→ **WRITTEN PROBLEM**
Copy each line exactly. Drop every picture.

→ **STORED DATA**
* * * *

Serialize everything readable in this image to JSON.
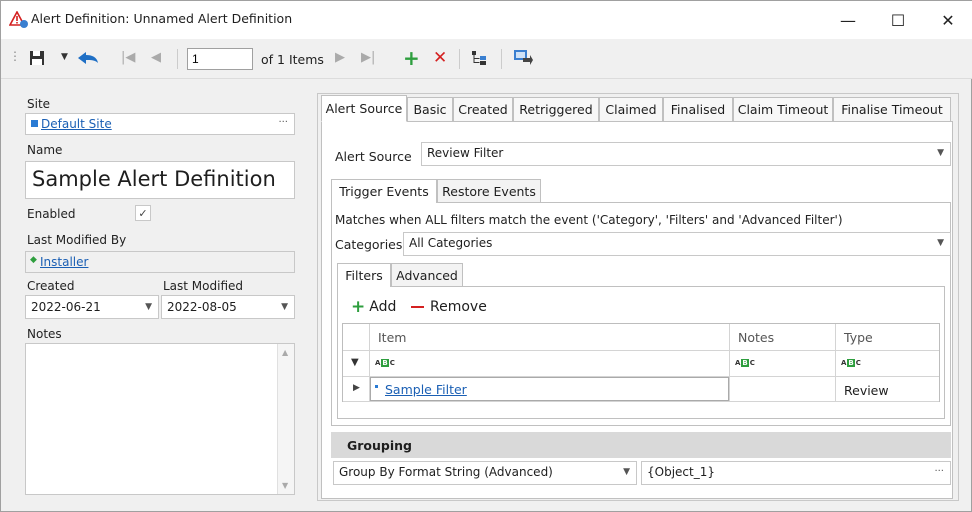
{
  "window": {
    "title": "Alert Definition: Unnamed Alert Definition",
    "minimize": "—",
    "maximize": "☐",
    "close": "✕"
  },
  "toolbar": {
    "page_value": "1",
    "of_items": "of 1 Items"
  },
  "left": {
    "site_label": "Site",
    "site_value": "Default Site",
    "site_ellipsis": "···",
    "name_label": "Name",
    "name_value": "Sample Alert Definition",
    "enabled_label": "Enabled",
    "enabled_check": "✓",
    "last_modified_by_label": "Last Modified By",
    "last_modified_by_value": "Installer",
    "created_label": "Created",
    "created_value": "2022-06-21",
    "last_modified_label": "Last Modified",
    "last_modified_value": "2022-08-05",
    "notes_label": "Notes"
  },
  "tabs": [
    "Alert Source",
    "Basic",
    "Created",
    "Retriggered",
    "Claimed",
    "Finalised",
    "Claim Timeout",
    "Finalise Timeout"
  ],
  "alert_source": {
    "label": "Alert Source",
    "value": "Review Filter"
  },
  "event_tabs": [
    "Trigger Events",
    "Restore Events"
  ],
  "matches_text": "Matches when ALL filters match the event ('Category', 'Filters' and 'Advanced Filter')",
  "categories": {
    "label": "Categories",
    "value": "All Categories"
  },
  "filter_tabs": [
    "Filters",
    "Advanced"
  ],
  "filter_actions": {
    "add": "Add",
    "remove": "Remove"
  },
  "grid": {
    "columns": [
      "Item",
      "Notes",
      "Type"
    ],
    "rows": [
      {
        "item": "Sample Filter",
        "notes": "",
        "type": "Review"
      }
    ]
  },
  "grouping": {
    "header": "Grouping",
    "mode": "Group By Format String (Advanced)",
    "format": "{Object_1}",
    "ellipsis": "···"
  },
  "colors": {
    "link": "#1a5fb4",
    "add_green": "#2e9e3e",
    "remove_red": "#d42020",
    "grouping_header": "#d9d9d9"
  }
}
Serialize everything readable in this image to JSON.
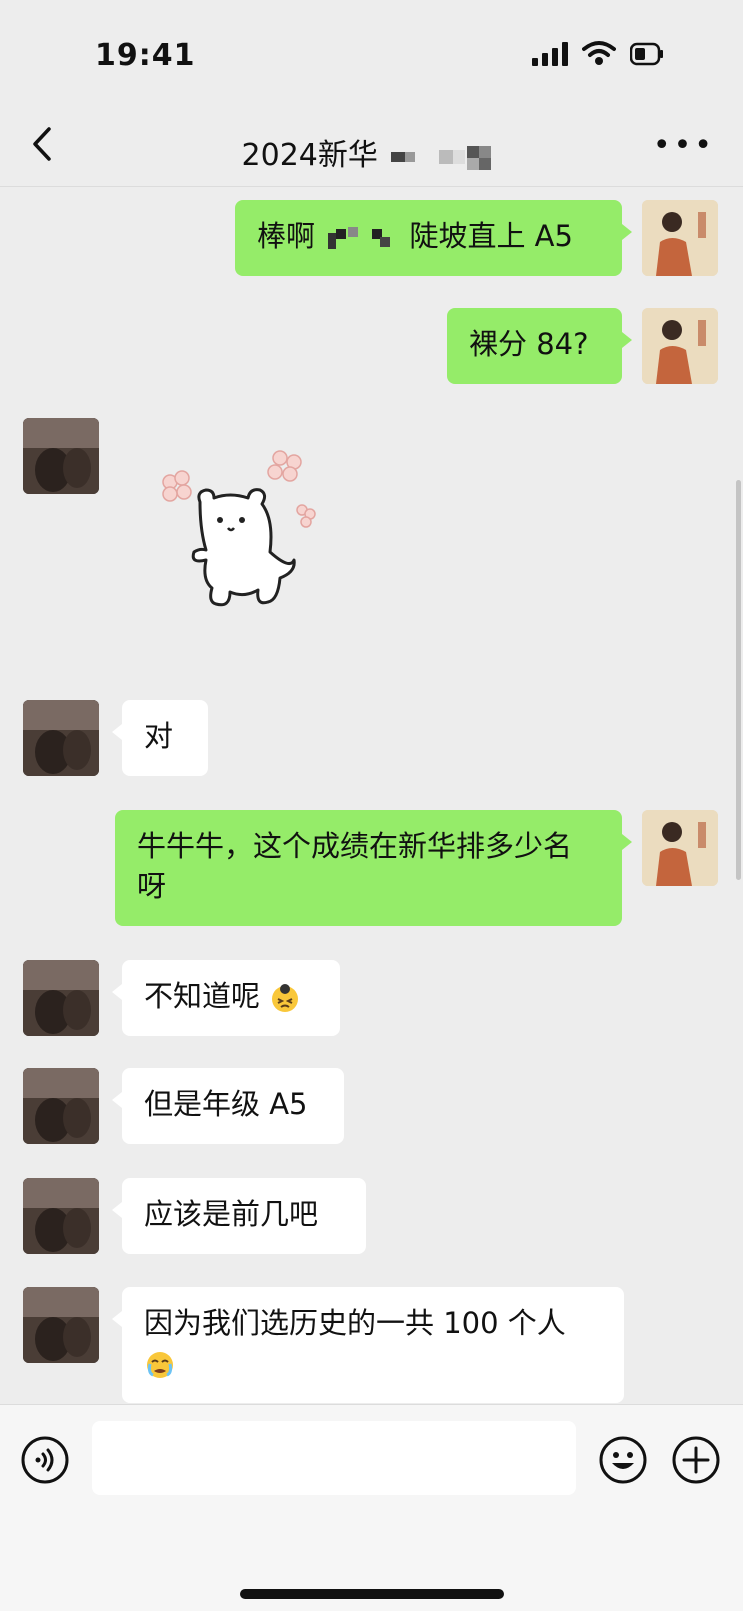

* * * *

→ **EXERCISE RESPONSE**
Serialize everything readable in this image to JSON.
{
  "window": {
    "title": "Alert Definition: Unnamed Alert Definition",
    "minimize": "—",
    "maximize": "☐",
    "close": "✕"
  },
  "toolbar": {
    "page_value": "1",
    "of_items": "of 1 Items"
  },
  "left": {
    "site_label": "Site",
    "site_value": "Default Site",
    "site_ellipsis": "···",
    "name_label": "Name",
    "name_value": "Sample Alert Definition",
    "enabled_label": "Enabled",
    "enabled_check": "✓",
    "last_modified_by_label": "Last Modified By",
    "last_modified_by_value": "Installer",
    "created_label": "Created",
    "created_value": "2022-06-21",
    "last_modified_label": "Last Modified",
    "last_modified_value": "2022-08-05",
    "notes_label": "Notes"
  },
  "tabs": [
    "Alert Source",
    "Basic",
    "Created",
    "Retriggered",
    "Claimed",
    "Finalised",
    "Claim Timeout",
    "Finalise Timeout"
  ],
  "alert_source": {
    "label": "Alert Source",
    "value": "Review Filter"
  },
  "event_tabs": [
    "Trigger Events",
    "Restore Events"
  ],
  "matches_text": "Matches when ALL filters match the event ('Category', 'Filters' and 'Advanced Filter')",
  "categories": {
    "label": "Categories",
    "value": "All Categories"
  },
  "filter_tabs": [
    "Filters",
    "Advanced"
  ],
  "filter_actions": {
    "add": "Add",
    "remove": "Remove"
  },
  "grid": {
    "columns": [
      "Item",
      "Notes",
      "Type"
    ],
    "rows": [
      {
        "item": "Sample Filter",
        "notes": "",
        "type": "Review"
      }
    ]
  },
  "grouping": {
    "header": "Grouping",
    "mode": "Group By Format String (Advanced)",
    "format": "{Object_1}",
    "ellipsis": "···"
  },
  "colors": {
    "link": "#1a5fb4",
    "add_green": "#2e9e3e",
    "remove_red": "#d42020",
    "grouping_header": "#d9d9d9"
  }
}
Serialize everything readable in this image to JSON.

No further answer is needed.